◆ **TEXT SHOWN**
····················

Overview: Uploading Your Work to GitHub

Pushing transfers commits from your local repository to the remote (GitHub). It is how your work becomes visible to colleagues and how Pull Requests are created.

Pushing is safe on your own feature branches. The rules around pushing protect main — you cannot push directly to main at all.


What git push Does

sequenceDiagram
    participant L as Local (your machine)
    participant G as GitHub (origin)

    Note over L: You have commits D, E on feature/task
    L->>G: git push origin feature/task
    Note over G: Receives commits D, E
    Note over G: Branch feature/task now exists on GitHub
    G-->>L: Everything up to date

Push sends all new commits on your current branch to the corresponding branch on GitHub. If the branch does not yet exist on GitHub, it is created.


First Push: Setting the Upstream

When you push a branch for the first time, use the -u flag to set the upstream tracking:

git push -u origin feature/thermal-correction

The -u (or --set-upstream) flag links your local branch to the remote branch. After this, Git knows that feature/thermal-correction tracks origin/feature/thermal-correction, and future pushes and pulls can be shortened.

After the first push, subsequent pushes on the same branch require only:

git push

Without -u, you would need to type the full git push origin feature/thermal-correction every time.


Push Output Explained

Enumerating objects: 7, done.
Counting objects: 100% (7/7), done.
Delta compression using up to 8 threads
Compressing objects: 100% (4/4), done.
Writing objects: 100% (5/5), 1.23 KiB | 1.23 MiB/s, done.
Total 5 (delta 2), reused 0 (delta 0), pack-reused 0
remote: Resolving deltas: 100% (2/2), completed with 1 local object.
remote:
remote: Create a pull request for 'feature/thermal-correction' on GitHub by visiting:
remote:      https://github.com/Meridex/REPO/pull/new/feature/thermal-correction
remote:
To github.com:ORG/REPO.git
 * [new branch]      feature/thermal-correction -> feature/thermal-correction
Branch 'feature/thermal-correction' set up to track remote branch 'feature/thermal-correction' from 'origin'.

Key line:

remote:      https://github.com/Meridex/REPO/pull/new/feature/thermal-correction

Click this URL (or copy it into your browser) to open a Pull Request directly.

····················

◆ **PROVIDED MATERIAL**
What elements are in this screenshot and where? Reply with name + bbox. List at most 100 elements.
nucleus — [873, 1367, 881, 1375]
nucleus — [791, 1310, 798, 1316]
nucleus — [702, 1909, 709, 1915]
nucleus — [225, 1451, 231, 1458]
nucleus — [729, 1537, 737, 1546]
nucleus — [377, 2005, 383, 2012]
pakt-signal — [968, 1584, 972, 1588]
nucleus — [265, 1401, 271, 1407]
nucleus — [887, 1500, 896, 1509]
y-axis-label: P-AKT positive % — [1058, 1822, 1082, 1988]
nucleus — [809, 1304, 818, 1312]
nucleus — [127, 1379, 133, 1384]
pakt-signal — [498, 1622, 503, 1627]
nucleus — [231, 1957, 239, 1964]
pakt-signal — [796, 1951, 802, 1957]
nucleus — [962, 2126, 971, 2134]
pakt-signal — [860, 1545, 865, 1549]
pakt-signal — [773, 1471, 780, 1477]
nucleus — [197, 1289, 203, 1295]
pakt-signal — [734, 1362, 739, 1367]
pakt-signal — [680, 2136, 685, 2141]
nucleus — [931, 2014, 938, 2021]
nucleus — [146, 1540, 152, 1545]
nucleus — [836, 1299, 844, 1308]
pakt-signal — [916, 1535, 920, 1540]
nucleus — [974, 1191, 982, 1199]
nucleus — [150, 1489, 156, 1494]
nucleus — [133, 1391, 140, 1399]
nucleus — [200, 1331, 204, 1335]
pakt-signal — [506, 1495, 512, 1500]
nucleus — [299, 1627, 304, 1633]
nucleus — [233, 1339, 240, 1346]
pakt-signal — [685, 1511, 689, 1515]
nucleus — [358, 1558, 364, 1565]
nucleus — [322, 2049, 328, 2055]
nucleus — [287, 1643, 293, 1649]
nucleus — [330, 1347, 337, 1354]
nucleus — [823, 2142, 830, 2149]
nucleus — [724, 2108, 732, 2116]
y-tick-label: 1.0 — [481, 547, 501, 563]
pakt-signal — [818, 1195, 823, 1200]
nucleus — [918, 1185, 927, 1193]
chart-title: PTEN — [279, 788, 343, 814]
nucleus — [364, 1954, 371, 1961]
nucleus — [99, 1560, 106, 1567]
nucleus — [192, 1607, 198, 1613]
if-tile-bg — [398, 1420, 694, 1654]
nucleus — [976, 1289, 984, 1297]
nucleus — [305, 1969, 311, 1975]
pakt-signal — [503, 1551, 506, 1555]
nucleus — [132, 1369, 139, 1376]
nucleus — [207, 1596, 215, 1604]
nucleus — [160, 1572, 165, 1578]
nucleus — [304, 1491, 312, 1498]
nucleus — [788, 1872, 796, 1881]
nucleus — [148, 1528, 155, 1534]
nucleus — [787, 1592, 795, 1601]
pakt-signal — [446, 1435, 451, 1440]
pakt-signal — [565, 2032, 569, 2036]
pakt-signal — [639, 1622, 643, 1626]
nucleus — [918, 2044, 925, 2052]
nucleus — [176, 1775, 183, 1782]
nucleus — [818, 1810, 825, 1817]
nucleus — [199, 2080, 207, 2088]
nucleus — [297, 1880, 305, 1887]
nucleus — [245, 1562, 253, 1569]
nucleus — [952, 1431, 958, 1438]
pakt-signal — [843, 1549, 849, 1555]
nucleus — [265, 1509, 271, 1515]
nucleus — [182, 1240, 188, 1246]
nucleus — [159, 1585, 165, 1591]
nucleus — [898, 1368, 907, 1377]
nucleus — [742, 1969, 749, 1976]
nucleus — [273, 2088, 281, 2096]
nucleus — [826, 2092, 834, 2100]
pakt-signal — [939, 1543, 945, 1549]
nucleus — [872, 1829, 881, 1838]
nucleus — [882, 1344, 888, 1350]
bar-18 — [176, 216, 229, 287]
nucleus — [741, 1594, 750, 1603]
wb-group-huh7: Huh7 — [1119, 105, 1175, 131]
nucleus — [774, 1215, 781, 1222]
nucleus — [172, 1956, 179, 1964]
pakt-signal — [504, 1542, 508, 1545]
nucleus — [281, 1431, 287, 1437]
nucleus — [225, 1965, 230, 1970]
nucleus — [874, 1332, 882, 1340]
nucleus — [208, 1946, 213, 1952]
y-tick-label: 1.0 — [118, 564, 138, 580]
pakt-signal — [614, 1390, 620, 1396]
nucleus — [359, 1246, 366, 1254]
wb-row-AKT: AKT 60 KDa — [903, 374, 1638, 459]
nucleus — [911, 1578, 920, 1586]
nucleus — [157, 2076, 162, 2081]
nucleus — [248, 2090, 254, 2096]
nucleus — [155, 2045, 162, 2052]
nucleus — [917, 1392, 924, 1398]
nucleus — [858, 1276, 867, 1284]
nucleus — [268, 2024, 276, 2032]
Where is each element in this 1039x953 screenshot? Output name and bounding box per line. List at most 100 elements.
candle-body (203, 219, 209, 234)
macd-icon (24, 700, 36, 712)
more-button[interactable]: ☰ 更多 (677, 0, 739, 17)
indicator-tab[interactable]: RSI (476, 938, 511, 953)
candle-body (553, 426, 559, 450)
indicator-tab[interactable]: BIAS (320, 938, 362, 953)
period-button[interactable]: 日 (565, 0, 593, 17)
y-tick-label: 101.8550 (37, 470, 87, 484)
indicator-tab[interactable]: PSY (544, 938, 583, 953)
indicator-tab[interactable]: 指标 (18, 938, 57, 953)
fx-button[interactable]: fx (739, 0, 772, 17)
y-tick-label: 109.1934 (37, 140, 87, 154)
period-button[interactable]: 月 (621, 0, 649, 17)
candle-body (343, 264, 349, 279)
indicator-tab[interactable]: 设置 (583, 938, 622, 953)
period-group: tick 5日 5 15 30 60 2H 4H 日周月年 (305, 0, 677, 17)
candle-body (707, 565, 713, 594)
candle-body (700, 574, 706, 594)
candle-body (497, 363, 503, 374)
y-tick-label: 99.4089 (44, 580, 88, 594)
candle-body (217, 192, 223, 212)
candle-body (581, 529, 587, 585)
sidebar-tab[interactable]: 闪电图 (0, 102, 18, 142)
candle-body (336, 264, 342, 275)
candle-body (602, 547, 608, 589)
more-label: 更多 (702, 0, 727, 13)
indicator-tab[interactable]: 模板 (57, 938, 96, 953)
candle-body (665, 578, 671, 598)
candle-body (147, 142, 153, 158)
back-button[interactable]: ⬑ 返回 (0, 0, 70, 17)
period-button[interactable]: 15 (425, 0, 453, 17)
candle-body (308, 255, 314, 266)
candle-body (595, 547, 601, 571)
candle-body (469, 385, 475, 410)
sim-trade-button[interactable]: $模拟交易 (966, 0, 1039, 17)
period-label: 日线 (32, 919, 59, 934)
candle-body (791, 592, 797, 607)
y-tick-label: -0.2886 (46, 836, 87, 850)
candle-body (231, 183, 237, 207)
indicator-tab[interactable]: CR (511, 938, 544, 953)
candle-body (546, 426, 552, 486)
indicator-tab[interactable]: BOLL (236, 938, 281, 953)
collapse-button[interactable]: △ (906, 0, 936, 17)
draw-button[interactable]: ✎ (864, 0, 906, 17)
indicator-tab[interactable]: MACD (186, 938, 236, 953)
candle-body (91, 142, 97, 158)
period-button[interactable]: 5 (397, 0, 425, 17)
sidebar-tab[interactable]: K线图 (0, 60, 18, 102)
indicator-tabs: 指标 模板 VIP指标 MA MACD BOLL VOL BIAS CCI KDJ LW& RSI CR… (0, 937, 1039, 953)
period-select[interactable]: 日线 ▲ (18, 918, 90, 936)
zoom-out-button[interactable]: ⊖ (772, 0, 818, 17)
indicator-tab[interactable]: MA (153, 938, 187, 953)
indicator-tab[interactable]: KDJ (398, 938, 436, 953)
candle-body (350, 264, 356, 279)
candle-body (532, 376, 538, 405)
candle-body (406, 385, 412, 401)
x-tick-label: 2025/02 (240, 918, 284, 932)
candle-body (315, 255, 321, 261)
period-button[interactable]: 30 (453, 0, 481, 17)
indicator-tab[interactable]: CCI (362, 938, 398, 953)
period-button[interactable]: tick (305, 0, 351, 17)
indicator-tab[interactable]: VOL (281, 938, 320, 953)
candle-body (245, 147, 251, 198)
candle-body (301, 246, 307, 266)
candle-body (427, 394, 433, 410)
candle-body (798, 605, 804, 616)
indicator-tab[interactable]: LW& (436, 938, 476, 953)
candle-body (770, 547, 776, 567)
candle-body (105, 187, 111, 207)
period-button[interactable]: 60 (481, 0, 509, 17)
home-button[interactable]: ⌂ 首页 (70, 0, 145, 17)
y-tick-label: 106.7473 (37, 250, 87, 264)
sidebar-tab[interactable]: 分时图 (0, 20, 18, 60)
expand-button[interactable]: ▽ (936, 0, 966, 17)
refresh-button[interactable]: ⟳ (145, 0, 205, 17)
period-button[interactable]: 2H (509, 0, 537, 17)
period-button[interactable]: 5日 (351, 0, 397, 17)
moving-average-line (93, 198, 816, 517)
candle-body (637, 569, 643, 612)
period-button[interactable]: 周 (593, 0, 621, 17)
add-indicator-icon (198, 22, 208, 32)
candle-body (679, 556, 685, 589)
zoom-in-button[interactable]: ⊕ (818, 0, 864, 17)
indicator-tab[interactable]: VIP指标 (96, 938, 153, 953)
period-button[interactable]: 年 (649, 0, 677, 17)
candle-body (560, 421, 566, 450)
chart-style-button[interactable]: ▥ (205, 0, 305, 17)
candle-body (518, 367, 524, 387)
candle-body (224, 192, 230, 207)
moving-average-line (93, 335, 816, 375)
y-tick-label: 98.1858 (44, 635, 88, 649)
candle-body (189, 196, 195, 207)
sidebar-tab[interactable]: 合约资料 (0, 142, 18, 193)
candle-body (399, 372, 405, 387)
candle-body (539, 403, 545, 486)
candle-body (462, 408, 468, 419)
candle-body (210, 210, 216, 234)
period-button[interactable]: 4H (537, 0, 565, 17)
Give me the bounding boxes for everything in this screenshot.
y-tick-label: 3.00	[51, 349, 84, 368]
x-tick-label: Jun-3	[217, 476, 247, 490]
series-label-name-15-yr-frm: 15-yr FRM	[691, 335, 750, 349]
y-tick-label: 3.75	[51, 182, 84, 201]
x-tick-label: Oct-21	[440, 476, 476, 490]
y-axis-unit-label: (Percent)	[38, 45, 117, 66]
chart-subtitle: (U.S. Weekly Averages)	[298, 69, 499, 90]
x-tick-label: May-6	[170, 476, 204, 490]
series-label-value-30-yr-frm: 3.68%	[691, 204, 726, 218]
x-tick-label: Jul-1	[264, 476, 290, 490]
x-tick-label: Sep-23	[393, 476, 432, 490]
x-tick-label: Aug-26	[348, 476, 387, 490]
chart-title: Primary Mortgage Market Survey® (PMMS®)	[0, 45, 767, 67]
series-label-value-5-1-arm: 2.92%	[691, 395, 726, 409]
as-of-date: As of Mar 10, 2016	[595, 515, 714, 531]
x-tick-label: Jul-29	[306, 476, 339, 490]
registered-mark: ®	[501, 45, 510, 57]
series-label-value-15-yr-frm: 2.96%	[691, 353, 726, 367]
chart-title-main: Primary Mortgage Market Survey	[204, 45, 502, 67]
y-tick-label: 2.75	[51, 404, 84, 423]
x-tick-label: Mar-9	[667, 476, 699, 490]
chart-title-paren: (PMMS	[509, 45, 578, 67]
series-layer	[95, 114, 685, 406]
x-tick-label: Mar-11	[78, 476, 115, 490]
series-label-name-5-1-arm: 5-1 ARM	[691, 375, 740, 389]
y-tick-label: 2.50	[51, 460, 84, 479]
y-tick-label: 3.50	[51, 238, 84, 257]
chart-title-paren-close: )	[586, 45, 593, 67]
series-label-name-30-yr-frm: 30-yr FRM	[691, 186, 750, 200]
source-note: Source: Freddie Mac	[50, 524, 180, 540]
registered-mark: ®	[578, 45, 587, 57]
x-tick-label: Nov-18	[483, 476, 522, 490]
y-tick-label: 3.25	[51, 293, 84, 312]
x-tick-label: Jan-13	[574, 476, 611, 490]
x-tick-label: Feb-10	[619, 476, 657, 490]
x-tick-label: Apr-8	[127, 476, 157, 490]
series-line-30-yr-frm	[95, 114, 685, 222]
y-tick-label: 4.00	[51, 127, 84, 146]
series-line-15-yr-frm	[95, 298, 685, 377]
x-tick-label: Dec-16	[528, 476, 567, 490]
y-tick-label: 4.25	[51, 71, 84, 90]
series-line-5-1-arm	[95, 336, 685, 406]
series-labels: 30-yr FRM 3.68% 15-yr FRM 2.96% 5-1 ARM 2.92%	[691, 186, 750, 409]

····················

◆ **WHAT TO WORK ON**
**a.** Summarize the text on pushing to GitHub in two sentences.
**b.** Reproduce, word for word, the portion of the text on pushing to GitHub starting with "git push -u" and going on through "feature/thermal-correction every time.".

◆ **IN RESPONSE**
**a.** Pushing sends the new commits on your current branch from your local repository to the matching branch on GitHub, creating that branch if it does not yet exist there. It is safe on your own feature branches but not allowed directly to main, and on a branch's first push the -u flag sets upstream tracking so that later pushes need only git push.

**b.**
git push -u origin feature/thermal-correction

The -u (or --set-upstream) flag links your local branch to the remote branch. After this, Git knows that feature/thermal-correction tracks origin/feature/thermal-correction, and future pushes and pulls can be shortened.

After the first push, subsequent pushes on the same branch require only:

git push

Without -u, you would need to type the full git push origin feature/thermal-correction every time.